● **YOUR GOAL**
Copy the lines of the records word for word, starting at the line containing "point-channel-4-11 <box>317 555 334 575</box>" and ending at the line containing "x-axis-label: Scatter Plot".

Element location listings
■ ■ ■
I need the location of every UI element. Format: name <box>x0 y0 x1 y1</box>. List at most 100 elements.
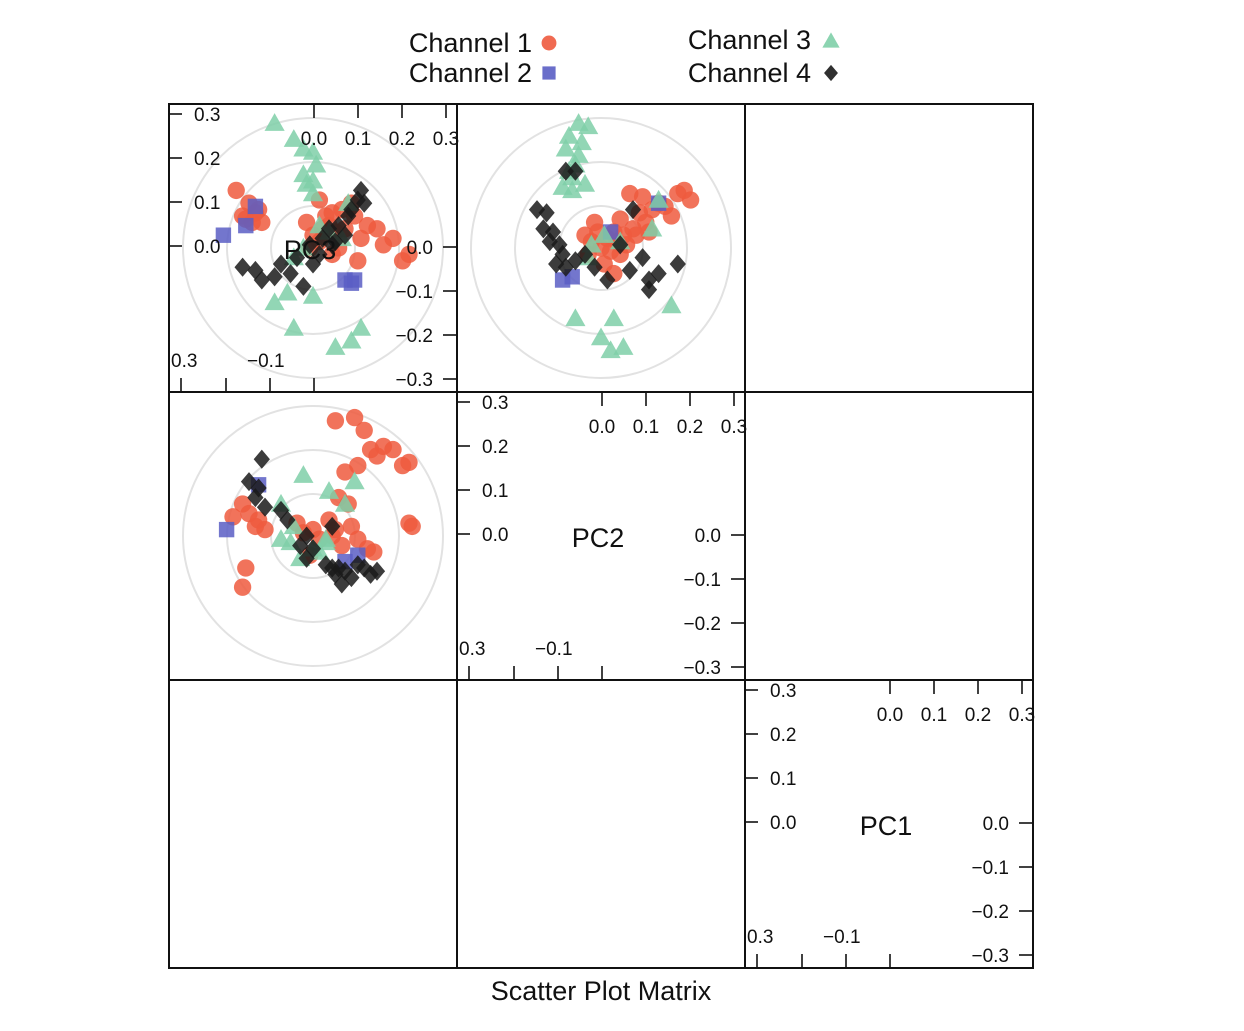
point-channel-4-11 <box>317 555 334 575</box>
point-channel-4-16 <box>634 248 651 268</box>
left-tick-label: 0.1 <box>770 769 796 790</box>
right-tick-label: 0.0 <box>695 526 721 547</box>
diagonal-pc3: PC3 0.3 0.2 0.1 0.0 0.0 0.1 0.2 0.3 0.0 −0.1 −0.2 −0… <box>169 104 459 392</box>
point-channel-4-15 <box>621 260 638 280</box>
point-channel-4-21 <box>557 161 574 181</box>
point-channel-4-15 <box>340 206 357 226</box>
point-channel-4-8 <box>301 235 318 255</box>
point-channel-4-18 <box>352 180 370 200</box>
left-tick-label: 0.2 <box>770 725 796 746</box>
point-channel-3-17 <box>277 282 298 301</box>
point-channel-1-35 <box>403 517 421 536</box>
right-tick-label: −0.3 <box>395 370 433 391</box>
point-channel-1-28 <box>365 543 383 561</box>
right-tick-label: −0.3 <box>683 658 721 679</box>
point-channel-4-22 <box>298 526 315 546</box>
panels <box>182 113 732 667</box>
point-channel-4-21 <box>324 516 341 536</box>
top-tick-label: 0.2 <box>389 129 415 150</box>
x-axis-label: Scatter Plot Matrix <box>491 976 712 1006</box>
right-tick-label: −0.1 <box>395 282 433 303</box>
point-channel-3-21 <box>341 330 362 349</box>
right-tick-label: −0.2 <box>683 614 721 635</box>
right-tick-label: −0.3 <box>971 946 1009 967</box>
legend-label-1: Channel 1 <box>409 28 532 58</box>
top-tick-label: 0.0 <box>877 705 903 726</box>
point-channel-3-23 <box>661 295 682 314</box>
bottom-tick-label: −0.1 <box>247 351 285 372</box>
point-channel-4-20 <box>324 235 341 255</box>
point-channel-3-9 <box>302 183 324 202</box>
point-channel-3-13 <box>594 225 615 243</box>
point-channel-1-27 <box>611 210 629 228</box>
point-channel-3-12 <box>574 173 596 192</box>
point-channel-1-18 <box>662 207 681 225</box>
point-channel-4-7 <box>279 510 296 530</box>
point-channel-1-31 <box>237 559 255 577</box>
point-channel-1-9 <box>297 213 316 232</box>
diagonal-label-pc3: PC3 <box>284 235 337 265</box>
diagonal-panels: PC1 0.3 0.2 0.1 0.0 0.0 0.1 0.2 0.3 0.0 −0.1 −0.2 −0… <box>169 104 1035 968</box>
bottom-tick-label: −0.1 <box>823 927 861 948</box>
top-tick-label: 0.3 <box>721 417 747 438</box>
point-channel-1-9 <box>393 456 412 475</box>
point-channel-1-23 <box>384 229 402 248</box>
reference-circle-1 <box>470 117 732 379</box>
point-channel-1-25 <box>400 245 418 264</box>
top-tick-label: 0.0 <box>301 129 327 150</box>
top-tick-label: 0.2 <box>677 417 703 438</box>
point-channel-2-2 <box>238 217 254 234</box>
point-channel-3-3 <box>318 481 340 499</box>
top-tick-label: 0.1 <box>633 417 659 438</box>
point-channel-4-7 <box>295 276 312 296</box>
point-channel-1-11 <box>336 463 354 481</box>
point-channel-2-1 <box>215 227 232 243</box>
point-channel-3-4 <box>571 132 592 151</box>
point-channel-1-29 <box>323 245 341 264</box>
left-tick-label: 0.3 <box>482 393 508 414</box>
point-channel-4-3 <box>253 270 270 290</box>
left-tick-label: 0.3 <box>194 105 220 126</box>
left-tick-label: 0.2 <box>194 149 220 170</box>
right-tick-label: 0.0 <box>983 814 1009 835</box>
point-channel-3-20 <box>325 337 346 355</box>
point-channel-3-3 <box>558 125 580 144</box>
point-channel-4-19 <box>650 264 667 284</box>
point-channel-4-1 <box>253 449 270 469</box>
point-channel-4-5 <box>272 254 290 274</box>
legend-marker-1 <box>541 35 557 51</box>
point-channel-1-31 <box>349 252 367 270</box>
left-tick-label: 0.2 <box>482 437 508 458</box>
point-channel-3-17 <box>648 189 669 208</box>
right-tick-label: −0.2 <box>395 326 433 347</box>
left-tick-label: 0.0 <box>194 237 220 258</box>
point-channel-2-3 <box>247 198 264 215</box>
right-tick-label: −0.1 <box>683 570 721 591</box>
top-tick-label: 0.0 <box>589 417 615 438</box>
point-channel-3-11 <box>344 471 365 490</box>
point-channel-3-2 <box>293 465 314 483</box>
reference-circle-1 <box>182 405 444 667</box>
point-channel-4-12 <box>586 257 603 277</box>
point-channel-3-22 <box>350 317 372 336</box>
point-channel-3-16 <box>642 218 663 237</box>
diagonal-label-pc1: PC1 <box>860 811 913 841</box>
point-channel-1-21 <box>368 220 386 238</box>
point-channel-4-4 <box>247 488 264 508</box>
left-tick-label: 0.1 <box>194 193 220 214</box>
bottom-tick-label: 0.3 <box>747 927 773 948</box>
point-channel-3-19 <box>603 308 624 327</box>
point-channel-1-19 <box>352 229 370 248</box>
outer-frame <box>168 103 1034 969</box>
point-channel-4-14 <box>336 225 354 245</box>
diagonal-label-pc2: PC2 <box>572 523 625 553</box>
point-channel-4-23 <box>333 574 350 594</box>
legend-marker-3 <box>822 32 840 48</box>
legend-marker-2 <box>542 66 556 80</box>
bottom-tick-label: 0.3 <box>459 639 485 660</box>
top-tick-label: 0.1 <box>345 129 371 150</box>
point-channel-4-6 <box>288 248 306 268</box>
point-channel-4-10 <box>304 539 322 559</box>
point-channel-4-21 <box>282 264 299 284</box>
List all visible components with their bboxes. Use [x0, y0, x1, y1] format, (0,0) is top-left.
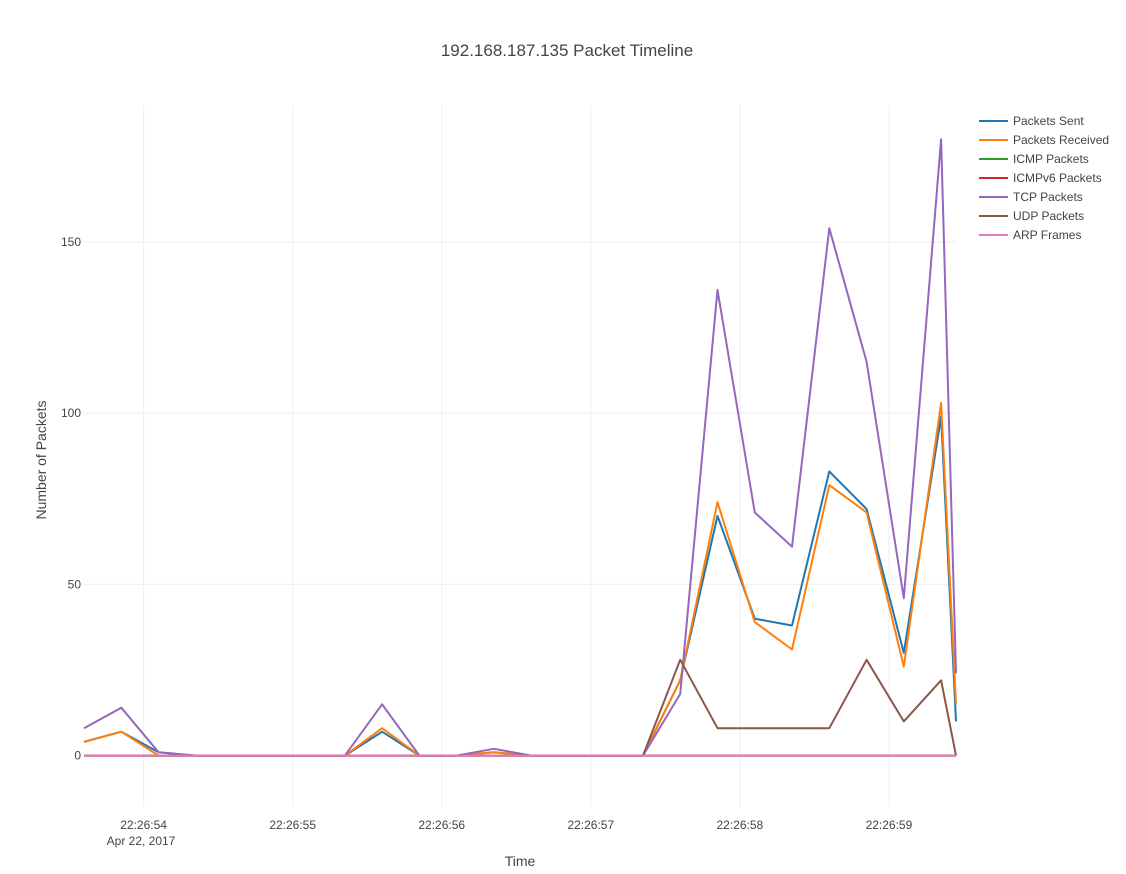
■ ■ ■
● **ANSWER FOR THE TASK**
point-channel-4-11 <box>317 555 334 575</box>
point-channel-4-16 <box>634 248 651 268</box>
left-tick-label: 0.1 <box>770 769 796 790</box>
right-tick-label: 0.0 <box>695 526 721 547</box>
diagonal-pc3: PC3 0.3 0.2 0.1 0.0 0.0 0.1 0.2 0.3 0.0 −0.1 −0.2 −0… <box>169 104 459 392</box>
point-channel-4-15 <box>621 260 638 280</box>
point-channel-4-21 <box>557 161 574 181</box>
point-channel-4-15 <box>340 206 357 226</box>
point-channel-4-8 <box>301 235 318 255</box>
point-channel-4-18 <box>352 180 370 200</box>
left-tick-label: 0.2 <box>770 725 796 746</box>
point-channel-3-17 <box>277 282 298 301</box>
point-channel-1-35 <box>403 517 421 536</box>
right-tick-label: −0.3 <box>395 370 433 391</box>
point-channel-1-28 <box>365 543 383 561</box>
right-tick-label: −0.3 <box>683 658 721 679</box>
point-channel-4-22 <box>298 526 315 546</box>
panels <box>182 113 732 667</box>
point-channel-4-21 <box>324 516 341 536</box>
top-tick-label: 0.2 <box>389 129 415 150</box>
x-axis-label: Scatter Plot Matrix <box>491 976 712 1006</box>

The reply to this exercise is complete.